Where the word "this" occurs in a line, return that line.

* INFORMATION SHOWN *
- - - - -

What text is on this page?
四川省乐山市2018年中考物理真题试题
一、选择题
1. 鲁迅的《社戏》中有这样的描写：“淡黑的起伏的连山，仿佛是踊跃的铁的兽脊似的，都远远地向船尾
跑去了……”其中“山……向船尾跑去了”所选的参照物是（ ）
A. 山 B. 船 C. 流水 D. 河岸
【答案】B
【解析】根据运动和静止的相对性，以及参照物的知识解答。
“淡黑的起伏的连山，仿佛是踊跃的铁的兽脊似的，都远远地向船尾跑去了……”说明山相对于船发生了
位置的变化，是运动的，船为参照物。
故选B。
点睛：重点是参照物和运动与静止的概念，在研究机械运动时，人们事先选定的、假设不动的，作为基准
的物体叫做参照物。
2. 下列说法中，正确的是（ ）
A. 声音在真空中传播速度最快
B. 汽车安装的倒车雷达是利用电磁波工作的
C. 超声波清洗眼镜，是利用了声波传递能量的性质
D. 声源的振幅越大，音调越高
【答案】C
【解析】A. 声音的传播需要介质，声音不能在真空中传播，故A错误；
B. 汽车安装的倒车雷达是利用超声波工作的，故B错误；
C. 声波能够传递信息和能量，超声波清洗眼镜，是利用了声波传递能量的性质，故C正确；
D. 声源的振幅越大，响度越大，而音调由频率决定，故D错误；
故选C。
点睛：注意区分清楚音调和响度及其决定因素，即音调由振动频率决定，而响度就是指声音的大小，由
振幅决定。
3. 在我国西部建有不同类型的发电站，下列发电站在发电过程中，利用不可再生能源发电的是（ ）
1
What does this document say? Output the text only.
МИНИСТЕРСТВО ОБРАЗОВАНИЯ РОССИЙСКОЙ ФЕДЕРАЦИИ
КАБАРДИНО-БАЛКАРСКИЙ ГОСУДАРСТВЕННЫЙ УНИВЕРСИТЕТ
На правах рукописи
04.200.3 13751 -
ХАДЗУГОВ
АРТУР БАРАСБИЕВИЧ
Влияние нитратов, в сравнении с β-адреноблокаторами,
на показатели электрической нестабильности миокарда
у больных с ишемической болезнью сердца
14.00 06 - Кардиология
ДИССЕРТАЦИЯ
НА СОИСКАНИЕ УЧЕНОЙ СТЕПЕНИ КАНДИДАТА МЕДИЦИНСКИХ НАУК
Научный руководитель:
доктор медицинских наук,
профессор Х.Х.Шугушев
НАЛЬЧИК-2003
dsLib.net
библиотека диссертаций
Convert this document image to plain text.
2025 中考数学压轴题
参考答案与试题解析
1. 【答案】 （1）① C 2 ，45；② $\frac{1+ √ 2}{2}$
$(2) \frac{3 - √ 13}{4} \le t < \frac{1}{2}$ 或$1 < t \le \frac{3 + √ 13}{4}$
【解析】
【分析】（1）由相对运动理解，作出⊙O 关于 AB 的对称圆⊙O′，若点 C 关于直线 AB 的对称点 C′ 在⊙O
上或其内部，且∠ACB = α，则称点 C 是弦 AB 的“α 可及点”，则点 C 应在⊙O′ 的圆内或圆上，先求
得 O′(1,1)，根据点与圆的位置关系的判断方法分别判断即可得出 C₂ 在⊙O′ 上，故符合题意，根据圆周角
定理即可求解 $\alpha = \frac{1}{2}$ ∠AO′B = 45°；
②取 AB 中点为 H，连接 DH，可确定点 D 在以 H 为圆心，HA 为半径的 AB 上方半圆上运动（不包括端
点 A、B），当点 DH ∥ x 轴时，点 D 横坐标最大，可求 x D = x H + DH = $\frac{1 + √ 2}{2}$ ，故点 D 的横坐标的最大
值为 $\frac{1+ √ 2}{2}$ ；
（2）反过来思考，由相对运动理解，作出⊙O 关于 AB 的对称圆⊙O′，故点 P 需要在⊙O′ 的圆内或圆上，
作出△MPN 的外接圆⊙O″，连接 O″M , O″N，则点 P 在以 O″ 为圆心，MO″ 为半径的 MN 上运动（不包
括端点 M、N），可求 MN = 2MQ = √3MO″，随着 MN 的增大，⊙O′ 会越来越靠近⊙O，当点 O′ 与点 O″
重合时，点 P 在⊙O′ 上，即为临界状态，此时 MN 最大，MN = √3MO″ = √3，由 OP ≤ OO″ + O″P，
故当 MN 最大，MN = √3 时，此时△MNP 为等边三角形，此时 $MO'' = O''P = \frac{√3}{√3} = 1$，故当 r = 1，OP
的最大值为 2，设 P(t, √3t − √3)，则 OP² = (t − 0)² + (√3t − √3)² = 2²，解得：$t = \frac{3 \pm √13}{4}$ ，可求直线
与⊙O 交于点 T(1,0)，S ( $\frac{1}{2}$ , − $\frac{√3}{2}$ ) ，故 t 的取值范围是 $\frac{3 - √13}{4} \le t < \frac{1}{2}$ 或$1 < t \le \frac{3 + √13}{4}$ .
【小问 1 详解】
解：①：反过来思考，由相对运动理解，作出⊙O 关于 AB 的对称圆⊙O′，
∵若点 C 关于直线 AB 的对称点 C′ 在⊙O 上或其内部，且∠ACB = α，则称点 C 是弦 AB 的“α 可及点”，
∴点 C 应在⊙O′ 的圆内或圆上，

- - - - -

* ANSWER TO THE PROBLEM *
What text is on this page?
What does this document say? Output the text only.
Convert this document image to plain text.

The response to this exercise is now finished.